Begin Dataset

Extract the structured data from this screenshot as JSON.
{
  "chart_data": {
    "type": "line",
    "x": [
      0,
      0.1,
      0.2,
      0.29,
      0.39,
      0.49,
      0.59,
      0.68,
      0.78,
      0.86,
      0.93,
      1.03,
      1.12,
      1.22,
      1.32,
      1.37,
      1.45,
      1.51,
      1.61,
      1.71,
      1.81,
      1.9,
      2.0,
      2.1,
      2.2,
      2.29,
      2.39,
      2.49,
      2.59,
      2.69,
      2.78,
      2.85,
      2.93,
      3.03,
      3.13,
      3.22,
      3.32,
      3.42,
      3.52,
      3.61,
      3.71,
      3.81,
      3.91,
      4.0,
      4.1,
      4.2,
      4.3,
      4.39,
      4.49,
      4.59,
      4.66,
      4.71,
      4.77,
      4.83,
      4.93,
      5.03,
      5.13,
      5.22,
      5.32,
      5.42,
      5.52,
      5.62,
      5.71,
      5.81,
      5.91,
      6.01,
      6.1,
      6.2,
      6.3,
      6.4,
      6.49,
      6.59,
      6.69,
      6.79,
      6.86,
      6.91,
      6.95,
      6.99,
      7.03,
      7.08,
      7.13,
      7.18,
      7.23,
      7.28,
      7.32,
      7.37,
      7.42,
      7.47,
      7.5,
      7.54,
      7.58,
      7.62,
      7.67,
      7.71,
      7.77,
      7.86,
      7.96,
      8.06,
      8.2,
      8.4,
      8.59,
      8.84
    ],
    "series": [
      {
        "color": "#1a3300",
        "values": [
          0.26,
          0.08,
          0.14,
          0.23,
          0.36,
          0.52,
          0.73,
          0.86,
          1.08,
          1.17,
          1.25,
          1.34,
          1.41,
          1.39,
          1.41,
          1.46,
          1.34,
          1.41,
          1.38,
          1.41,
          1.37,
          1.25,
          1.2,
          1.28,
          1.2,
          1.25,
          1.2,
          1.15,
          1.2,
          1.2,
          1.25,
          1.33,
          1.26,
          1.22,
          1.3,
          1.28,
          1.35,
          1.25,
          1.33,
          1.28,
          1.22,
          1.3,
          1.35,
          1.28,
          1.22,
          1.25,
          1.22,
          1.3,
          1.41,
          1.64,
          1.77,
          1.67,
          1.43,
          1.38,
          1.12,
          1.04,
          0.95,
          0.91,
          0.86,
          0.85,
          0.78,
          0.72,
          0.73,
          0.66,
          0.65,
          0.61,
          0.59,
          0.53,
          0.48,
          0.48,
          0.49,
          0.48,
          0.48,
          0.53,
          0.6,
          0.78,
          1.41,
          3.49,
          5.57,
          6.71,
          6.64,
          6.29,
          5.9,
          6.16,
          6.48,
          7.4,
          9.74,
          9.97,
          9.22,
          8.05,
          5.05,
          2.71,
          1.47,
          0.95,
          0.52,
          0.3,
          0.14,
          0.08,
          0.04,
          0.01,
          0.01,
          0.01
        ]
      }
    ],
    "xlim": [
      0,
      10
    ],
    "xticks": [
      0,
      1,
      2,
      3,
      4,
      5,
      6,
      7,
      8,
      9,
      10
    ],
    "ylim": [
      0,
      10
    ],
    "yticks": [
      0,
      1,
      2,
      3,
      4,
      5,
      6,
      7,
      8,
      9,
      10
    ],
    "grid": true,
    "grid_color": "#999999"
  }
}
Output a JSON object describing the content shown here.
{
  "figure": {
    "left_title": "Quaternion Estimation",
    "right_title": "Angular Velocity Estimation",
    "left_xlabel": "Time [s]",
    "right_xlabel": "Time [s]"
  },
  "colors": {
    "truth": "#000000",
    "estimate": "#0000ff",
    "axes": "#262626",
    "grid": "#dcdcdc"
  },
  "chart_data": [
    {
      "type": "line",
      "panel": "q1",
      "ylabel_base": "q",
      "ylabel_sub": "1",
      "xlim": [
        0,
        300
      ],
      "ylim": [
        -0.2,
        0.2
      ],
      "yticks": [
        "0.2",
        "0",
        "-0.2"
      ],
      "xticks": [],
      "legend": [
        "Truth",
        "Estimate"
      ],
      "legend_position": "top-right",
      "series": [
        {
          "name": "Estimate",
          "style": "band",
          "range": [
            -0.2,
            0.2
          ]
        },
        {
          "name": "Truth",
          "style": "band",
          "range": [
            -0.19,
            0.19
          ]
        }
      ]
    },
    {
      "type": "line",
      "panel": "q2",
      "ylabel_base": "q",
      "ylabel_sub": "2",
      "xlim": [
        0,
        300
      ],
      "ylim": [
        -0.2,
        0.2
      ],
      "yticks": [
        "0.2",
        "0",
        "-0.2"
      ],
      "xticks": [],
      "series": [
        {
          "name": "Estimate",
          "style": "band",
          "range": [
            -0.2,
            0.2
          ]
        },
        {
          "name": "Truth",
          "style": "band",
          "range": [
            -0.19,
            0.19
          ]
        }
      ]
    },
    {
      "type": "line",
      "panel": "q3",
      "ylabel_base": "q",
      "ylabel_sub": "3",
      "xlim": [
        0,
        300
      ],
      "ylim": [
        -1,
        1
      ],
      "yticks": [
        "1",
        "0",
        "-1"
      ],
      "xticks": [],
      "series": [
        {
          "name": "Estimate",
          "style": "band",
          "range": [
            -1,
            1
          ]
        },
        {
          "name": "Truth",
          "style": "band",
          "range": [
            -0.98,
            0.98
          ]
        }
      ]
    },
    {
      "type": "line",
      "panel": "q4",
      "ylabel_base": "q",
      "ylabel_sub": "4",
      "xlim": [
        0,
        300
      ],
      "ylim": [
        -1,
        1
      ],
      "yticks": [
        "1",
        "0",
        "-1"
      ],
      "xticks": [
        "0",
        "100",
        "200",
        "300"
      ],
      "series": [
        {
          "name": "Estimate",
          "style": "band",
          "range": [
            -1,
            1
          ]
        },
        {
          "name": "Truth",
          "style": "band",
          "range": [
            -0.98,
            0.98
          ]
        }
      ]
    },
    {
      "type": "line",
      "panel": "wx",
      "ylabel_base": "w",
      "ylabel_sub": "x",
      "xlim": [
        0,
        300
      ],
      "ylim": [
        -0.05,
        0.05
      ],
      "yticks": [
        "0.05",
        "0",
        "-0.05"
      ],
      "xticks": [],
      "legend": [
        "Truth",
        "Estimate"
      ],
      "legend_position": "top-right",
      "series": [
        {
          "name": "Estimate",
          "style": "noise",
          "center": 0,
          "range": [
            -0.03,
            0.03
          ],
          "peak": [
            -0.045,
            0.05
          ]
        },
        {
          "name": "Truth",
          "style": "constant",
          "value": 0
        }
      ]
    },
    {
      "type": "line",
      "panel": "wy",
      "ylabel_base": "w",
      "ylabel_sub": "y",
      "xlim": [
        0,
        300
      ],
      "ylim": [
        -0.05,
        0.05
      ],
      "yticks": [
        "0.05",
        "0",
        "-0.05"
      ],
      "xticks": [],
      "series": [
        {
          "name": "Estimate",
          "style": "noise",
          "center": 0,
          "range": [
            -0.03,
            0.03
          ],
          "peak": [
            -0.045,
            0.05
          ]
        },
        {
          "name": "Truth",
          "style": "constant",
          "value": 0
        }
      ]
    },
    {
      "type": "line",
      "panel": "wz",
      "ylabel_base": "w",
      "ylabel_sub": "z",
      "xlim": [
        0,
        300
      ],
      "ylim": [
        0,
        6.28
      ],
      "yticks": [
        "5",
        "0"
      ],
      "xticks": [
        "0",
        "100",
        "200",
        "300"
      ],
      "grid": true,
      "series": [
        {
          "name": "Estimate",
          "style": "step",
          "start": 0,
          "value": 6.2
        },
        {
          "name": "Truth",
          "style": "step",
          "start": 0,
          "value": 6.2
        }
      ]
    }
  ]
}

End Dataset

__Work to complete__
Using the records above, select and copy every line that has the word "JSON".

__Written response__
Extract the structured data from this screenshot as JSON.
Output a JSON object describing the content shown here.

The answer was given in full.